Provided text.
···
A fracture has been reported on a segment of the 30,000km Southern Cross Cable Network (SCCN) system, which connects Australia, New Zealand and Hawaii, Stuff.co.nz reports. The fault was caused when a contractor working for the state’s transport department in the town of Klamath Falls cut through the land-based E2 segment of the cable with a digger. Due to the cable’s design though the fracture had limited effect on customers, as the network is configured as a ‘figure of eight’ centred on Hawaii, with one backup route available at all times. Ronnie Nathu, finance director at Southern Cross Cables Limited (SCCL), said the SCCN cable was repaired in a less than nine hours. The executive also revealed there had been another cut on the same link in February, when a boring machine cut through the fibre-optic cable near Sacramento. Meanwhile, Craig Young, CEO of Telecommunications Users Association of New Zealand (TUANZ), commented: ‘While we recognise that the Southern Cross cable is well maintained and managed, there will always be the chance of incidents caused by third parties that remind us of our reliance on that single cable system … We continue to support the development of a second undersea cable system to the continental United States to ensure diversity of supply and to reduce the risk of events like this having major flow on impacts on our economy.’

A recently released report claims that millions of dollars were allegedly misused during the first phase of a USD221 million fibre-optic backbone project in the Democratic Republic of Congo (DRC). While the Reuters report does not provide an exact figure for the alleged ‘irregularities’, it says that a USD3.4 million loan provided by China’s Exim Bank for the construction of a landing station for the West Africa Cable System (WACS) cable appears to have been withdrawn from a bank account by beneficiaries ‘not directly linked to the project’. In addition, the report notes that the government paid more than double the standard rate for the cables connecting Muanda to Kinshasa, which it claims are widely defective and not suited for subterranean use. According to TeleGeography’s GlobalComms Database, the China International Telecommunication Construction Corporation (CITCC) commenced work on the rollout of the government’s fibre backbone in late-2012, with the first 1,500km phase of the project encompassing Muanda, Bas-Congo and Kinshasa for a cost of EUR70 million. The backbone was belatedly linked to the WACS submarine cable system in June 2013. Meanwhile, phase two of the initiative got underway in April 2013 with 3,500km of new infrastructure to be extended from Kinshasa to Katanga, through the provinces of Bandundu and Kasai; work on the project’s ten phases is expected to last 25 years.

Brazilian metro fibre and data centre services provider Ascenty is planning to launch its new data centre in Maracanau, which is located in the metropolitan region of Fortaleza in the state of Ceara, next month (June 2015). The company will also deploy 150km of fibre-optic infrastructure to connect the new data centre to telecoms networks in the region, and to submarine cables landing in Fortaleza; the company has invested a total of BRL120 million (USD39.5 million) in the project. Going forward, Ascenty is planning to build another data centre in Hortolandia (Sao Paulo), with two additional units – in Jundiai and Sao Paulo – set to be established in 2016. TeleGeography notes that Ascenty’s proprietary fibre network in Sao Paulo spans 3,500km.
···
Brief A.
List every abbreviation that the telecom news text introduces in parentheses, each with the full name it stands for.
Brief B.
Answer these questions from the telecom news text:
(i) How long did it take to repair the SCCN cable?
(ii) In what month and year was the DRC backbone linked to the WACS submarine cable system?
(iii) How many kilometers of fiber-optic infrastructure will Ascenty deploy to connect its Maracanau data center?
Brief C.
Transcribe the telecom news text between "Brazilian metro fibre" and "Paulo spans 3,500km.", inclusive.
The listing after the telecom news text plays no part in this.
···
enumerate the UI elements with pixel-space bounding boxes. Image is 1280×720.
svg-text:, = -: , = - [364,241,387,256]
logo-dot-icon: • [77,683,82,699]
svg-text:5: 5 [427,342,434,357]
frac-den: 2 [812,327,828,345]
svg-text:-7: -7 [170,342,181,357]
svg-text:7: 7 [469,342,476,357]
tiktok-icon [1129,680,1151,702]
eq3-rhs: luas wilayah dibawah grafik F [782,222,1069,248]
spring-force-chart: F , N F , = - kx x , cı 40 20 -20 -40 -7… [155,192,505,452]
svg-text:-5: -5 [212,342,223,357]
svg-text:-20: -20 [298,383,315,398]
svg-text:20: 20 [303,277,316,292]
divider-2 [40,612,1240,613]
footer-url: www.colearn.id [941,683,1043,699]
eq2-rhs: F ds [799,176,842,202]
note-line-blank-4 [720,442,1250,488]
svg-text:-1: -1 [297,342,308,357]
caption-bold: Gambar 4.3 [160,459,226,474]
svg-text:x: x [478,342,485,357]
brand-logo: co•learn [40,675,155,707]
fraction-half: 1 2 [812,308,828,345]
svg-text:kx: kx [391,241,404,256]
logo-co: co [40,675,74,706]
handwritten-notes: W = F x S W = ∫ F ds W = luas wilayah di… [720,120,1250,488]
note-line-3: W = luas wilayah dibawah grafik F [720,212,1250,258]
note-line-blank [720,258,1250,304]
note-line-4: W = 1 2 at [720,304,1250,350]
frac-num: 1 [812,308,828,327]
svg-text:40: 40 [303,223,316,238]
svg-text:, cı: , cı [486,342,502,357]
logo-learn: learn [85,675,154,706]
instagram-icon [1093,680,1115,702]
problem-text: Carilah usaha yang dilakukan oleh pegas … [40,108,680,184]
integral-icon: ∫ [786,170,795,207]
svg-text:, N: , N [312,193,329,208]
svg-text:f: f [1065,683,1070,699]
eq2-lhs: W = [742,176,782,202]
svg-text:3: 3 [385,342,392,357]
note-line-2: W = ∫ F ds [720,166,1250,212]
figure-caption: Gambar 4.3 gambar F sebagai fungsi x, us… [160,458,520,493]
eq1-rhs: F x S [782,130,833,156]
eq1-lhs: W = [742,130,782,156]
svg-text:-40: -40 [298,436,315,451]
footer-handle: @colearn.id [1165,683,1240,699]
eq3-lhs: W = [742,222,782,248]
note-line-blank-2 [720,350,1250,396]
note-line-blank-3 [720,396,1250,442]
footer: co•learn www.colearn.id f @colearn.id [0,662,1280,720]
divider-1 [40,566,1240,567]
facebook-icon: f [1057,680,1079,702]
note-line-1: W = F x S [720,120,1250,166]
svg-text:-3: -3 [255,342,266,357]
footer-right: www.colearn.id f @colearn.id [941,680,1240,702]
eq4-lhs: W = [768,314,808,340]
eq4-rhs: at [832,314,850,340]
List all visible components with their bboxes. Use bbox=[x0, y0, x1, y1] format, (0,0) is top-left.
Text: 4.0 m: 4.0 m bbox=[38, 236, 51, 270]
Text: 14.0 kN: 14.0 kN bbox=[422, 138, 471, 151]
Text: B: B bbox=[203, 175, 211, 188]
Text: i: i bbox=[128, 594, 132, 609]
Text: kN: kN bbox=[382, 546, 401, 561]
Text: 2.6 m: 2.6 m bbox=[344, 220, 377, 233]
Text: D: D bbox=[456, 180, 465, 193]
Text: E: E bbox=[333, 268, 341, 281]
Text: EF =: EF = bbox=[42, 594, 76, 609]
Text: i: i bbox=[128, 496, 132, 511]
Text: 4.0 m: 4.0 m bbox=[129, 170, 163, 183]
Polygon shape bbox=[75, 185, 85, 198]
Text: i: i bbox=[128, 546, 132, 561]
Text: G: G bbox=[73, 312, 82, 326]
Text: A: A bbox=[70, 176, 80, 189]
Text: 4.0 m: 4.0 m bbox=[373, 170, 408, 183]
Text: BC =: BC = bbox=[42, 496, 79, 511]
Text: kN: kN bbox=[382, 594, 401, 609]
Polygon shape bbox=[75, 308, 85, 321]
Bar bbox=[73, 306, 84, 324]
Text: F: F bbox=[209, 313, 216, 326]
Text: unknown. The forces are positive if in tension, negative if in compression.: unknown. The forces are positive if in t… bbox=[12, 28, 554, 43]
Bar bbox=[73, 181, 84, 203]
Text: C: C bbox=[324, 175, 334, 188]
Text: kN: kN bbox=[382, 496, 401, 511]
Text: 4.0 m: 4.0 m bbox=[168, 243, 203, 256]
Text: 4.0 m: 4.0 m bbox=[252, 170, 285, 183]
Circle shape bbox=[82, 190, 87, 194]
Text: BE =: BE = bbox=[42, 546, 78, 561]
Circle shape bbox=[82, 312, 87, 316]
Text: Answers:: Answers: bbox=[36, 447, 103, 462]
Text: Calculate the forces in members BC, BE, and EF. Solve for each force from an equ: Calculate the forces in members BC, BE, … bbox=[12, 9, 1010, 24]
···
Response area A.
SCCN: Southern Cross Cable Network
SCCL: Southern Cross Cables Limited
TUANZ: Telecommunications Users Association of New Zealand
DRC: Democratic Republic of Congo
WACS: West Africa Cable System
CITCC: China International Telecommunication Construction Corporation

Response area B.
(i) Less than nine hours.
(ii) June 2013.
(iii) 150km.

Response area C.
Brazilian metro fibre and data centre services provider Ascenty is planning to launch its new data centre in Maracanau, which is located in the metropolitan region of Fortaleza in the state of Ceara, next month (June 2015). The company will also deploy 150km of fibre-optic infrastructure to connect the new data centre to telecoms networks in the region, and to submarine cables landing in Fortaleza; the company has invested a total of BRL120 million (USD39.5 million) in the project. Going forward, Ascenty is planning to build another data centre in Hortolandia (Sao Paulo), with two additional units – in Jundiai and Sao Paulo – set to be established in 2016. TeleGeography notes that Ascenty’s proprietary fibre network in Sao Paulo spans 3,500km.